選ばれた抜粋
「感覚過敏」をご存じですか。主に五感を中心に感覚が過剰に鋭く、日常生活に支障をきたしてしまう症状のことです。
「聴覚で言えば、教室でのざわざわとした話声やシャーペンをカチカチする音が苦手で、視覚なら人ごみの中にいるとすぐに疲れてしまったり、頭痛がしたり。味覚は大変で、食べられるものがほとんどありません。白米は食べられるのですが、においや食感によっては体調が悪くなる」と語るのは、「感覚過敏研究所」所長の加藤さんです。まだ18歳の若者です。加藤さんもその症状を持つ一人で、彼が経験した内容です。服の縫い目やタグが痛い。制服が重い。香水のにおいに耐えられない。といった、日常生活のあらゆる面で苦痛を感じ、中学校では不登校になりフリースクールに転校したそうです。
一般的にほとんど知られていない「感覚過敏」という言葉の可視化に取り組みます。「苦手な音があります」「苦手なニオイがあります」などのキャラクター缶バッジを作ります。そこに五感にかかわるメッセージを載せます。啓発活動は、コロナ禍において「マスクがつけられない意思表示カード」や「せんすマスク」がメディアに取り上げられ、認知度がアップします。
2022年には、アパレルブランドを立ち上げます。パーカーとTシャツ、靴下の開発をします。タグはなくし、縫い目は外側に出すなど、感覚過敏の人に、着心地のいい服を目指します。オンライン販売で、パーカーとTシャツ合わせて千着を売り上げたそうです。
視覚や聴覚に対応した、イヤホンやレンズも開発するものの、嗅覚や味覚、触覚について解決できる対策商品がまだできていないことが課題だそうです。加藤さんが、今力を入れているのが、センサリールームやカームダウンボックスと呼ばれる五感に配慮した空間づくりです。この空間は、音や光やにおいといった刺激をなくすことで落ち着きがもたらされるもので、将来的にはショッピングモールなどへの設置を目指しているそうです。
まだ18歳の加藤さんですが、彼の頭の中には、10年後の理想の未来があります。「今は感覚過敏がただ単につらい『症状』ですが、そのつらさを解消できれば、鋭い感覚によって小さな変化にも気づける『才能』になるんじゃないか。仕事をするときには少し過敏モードで、日常生活ではオフにするといったことができるようになったらいい。そのための研究を続け、私が32歳になるころまでに解決できればいいと目標を立てています」
時代の流れを見れば、目の悪い人のためにメガネというアイテムができ、それが、今では個性としてファッションにつながっています。感覚過敏も一つの個性として尊重する社会になっていくのかもしれません。加藤さんのような若者が、そんな社会への道を作り、私たちがその道をどう歩くかで、社会は変えられるのです。

記録
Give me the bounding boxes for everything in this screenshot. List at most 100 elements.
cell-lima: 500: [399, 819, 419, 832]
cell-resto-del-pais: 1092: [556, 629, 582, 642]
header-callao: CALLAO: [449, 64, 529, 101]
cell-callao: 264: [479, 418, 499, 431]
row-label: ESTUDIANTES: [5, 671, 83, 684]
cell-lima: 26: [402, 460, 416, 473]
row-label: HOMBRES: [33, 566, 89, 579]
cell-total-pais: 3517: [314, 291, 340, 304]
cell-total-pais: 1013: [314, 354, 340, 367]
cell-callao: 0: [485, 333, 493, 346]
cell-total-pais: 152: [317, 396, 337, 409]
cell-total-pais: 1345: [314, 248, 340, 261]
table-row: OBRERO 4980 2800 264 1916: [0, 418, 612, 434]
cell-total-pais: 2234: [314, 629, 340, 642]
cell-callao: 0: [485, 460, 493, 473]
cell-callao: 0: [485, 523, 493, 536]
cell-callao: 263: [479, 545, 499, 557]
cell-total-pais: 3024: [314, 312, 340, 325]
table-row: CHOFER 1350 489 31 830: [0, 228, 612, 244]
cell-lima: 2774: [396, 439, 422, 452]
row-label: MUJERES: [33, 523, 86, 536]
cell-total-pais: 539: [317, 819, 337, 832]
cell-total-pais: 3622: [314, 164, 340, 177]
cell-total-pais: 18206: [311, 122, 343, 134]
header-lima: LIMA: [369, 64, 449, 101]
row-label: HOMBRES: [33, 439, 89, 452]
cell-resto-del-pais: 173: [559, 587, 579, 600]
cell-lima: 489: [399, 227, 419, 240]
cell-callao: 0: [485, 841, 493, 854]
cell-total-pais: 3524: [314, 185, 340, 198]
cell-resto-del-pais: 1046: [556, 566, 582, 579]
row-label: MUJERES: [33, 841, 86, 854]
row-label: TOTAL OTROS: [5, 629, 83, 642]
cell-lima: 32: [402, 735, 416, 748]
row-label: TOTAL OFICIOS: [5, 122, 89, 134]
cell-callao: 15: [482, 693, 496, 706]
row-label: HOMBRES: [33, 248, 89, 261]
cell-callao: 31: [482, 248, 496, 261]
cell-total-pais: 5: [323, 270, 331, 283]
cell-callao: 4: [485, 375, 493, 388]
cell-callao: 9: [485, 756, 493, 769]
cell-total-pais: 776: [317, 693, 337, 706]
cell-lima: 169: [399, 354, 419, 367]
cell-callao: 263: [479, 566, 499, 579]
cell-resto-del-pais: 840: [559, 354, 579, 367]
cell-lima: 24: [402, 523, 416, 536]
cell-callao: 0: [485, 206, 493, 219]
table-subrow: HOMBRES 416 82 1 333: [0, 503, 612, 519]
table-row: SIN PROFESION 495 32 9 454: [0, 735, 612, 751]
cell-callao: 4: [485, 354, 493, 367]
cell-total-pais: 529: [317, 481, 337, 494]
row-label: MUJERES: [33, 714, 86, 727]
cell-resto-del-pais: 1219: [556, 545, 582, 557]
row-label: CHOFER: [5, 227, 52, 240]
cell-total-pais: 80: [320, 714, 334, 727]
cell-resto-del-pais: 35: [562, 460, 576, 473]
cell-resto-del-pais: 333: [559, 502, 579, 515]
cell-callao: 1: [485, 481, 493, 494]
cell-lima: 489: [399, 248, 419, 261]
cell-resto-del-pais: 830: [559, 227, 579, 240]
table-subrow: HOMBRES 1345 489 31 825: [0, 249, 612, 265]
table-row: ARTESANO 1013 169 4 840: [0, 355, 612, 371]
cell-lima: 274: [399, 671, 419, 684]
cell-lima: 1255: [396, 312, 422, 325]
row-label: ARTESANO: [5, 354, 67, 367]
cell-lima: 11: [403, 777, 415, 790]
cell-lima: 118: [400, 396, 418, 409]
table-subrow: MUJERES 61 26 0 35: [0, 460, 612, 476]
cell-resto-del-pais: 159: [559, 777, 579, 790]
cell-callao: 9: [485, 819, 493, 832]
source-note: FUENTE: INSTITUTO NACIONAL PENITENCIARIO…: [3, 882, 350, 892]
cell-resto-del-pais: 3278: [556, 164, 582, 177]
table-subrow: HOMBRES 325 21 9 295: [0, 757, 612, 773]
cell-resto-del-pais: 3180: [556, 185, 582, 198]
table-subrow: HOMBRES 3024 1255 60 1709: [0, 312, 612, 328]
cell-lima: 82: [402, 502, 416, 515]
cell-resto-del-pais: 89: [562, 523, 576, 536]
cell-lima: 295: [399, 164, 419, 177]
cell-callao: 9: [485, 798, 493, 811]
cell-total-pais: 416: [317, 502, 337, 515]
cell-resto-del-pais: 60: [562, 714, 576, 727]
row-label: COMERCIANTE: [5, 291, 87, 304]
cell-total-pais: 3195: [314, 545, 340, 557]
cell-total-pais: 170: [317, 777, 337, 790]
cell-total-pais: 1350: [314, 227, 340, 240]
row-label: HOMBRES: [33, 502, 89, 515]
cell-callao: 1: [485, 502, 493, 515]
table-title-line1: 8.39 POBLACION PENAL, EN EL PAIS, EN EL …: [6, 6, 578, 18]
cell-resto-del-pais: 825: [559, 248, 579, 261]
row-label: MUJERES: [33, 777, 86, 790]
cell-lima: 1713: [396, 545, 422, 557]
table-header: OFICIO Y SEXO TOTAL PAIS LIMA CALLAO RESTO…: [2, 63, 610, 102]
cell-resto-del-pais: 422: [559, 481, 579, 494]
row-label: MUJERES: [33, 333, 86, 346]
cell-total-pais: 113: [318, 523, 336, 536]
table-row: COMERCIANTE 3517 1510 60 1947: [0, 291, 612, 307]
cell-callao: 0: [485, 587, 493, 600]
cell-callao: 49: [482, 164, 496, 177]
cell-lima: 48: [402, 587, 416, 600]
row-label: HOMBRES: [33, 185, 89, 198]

求められること
感覚過敏についての文章のうち、「一般的にほとんど知られていな」から「て千着を売り上げたそうです。」までを、終わりの語句も含めて一字も変えずに写して返すこと。

本課題の出力
一般的にほとんど知られていない「感覚過敏」という言葉の可視化に取り組みます。「苦手な音があります」「苦手なニオイがあります」などのキャラクター缶バッジを作ります。そこに五感にかかわるメッセージを載せます。啓発活動は、コロナ禍において「マスクがつけられない意思表示カード」や「せんすマスク」がメディアに取り上げられ、認知度がアップします。
2022年には、アパレルブランドを立ち上げます。パーカーとTシャツ、靴下の開発をします。タグはなくし、縫い目は外側に出すなど、感覚過敏の人に、着心地のいい服を目指します。オンライン販売で、パーカーとTシャツ合わせて千着を売り上げたそうです。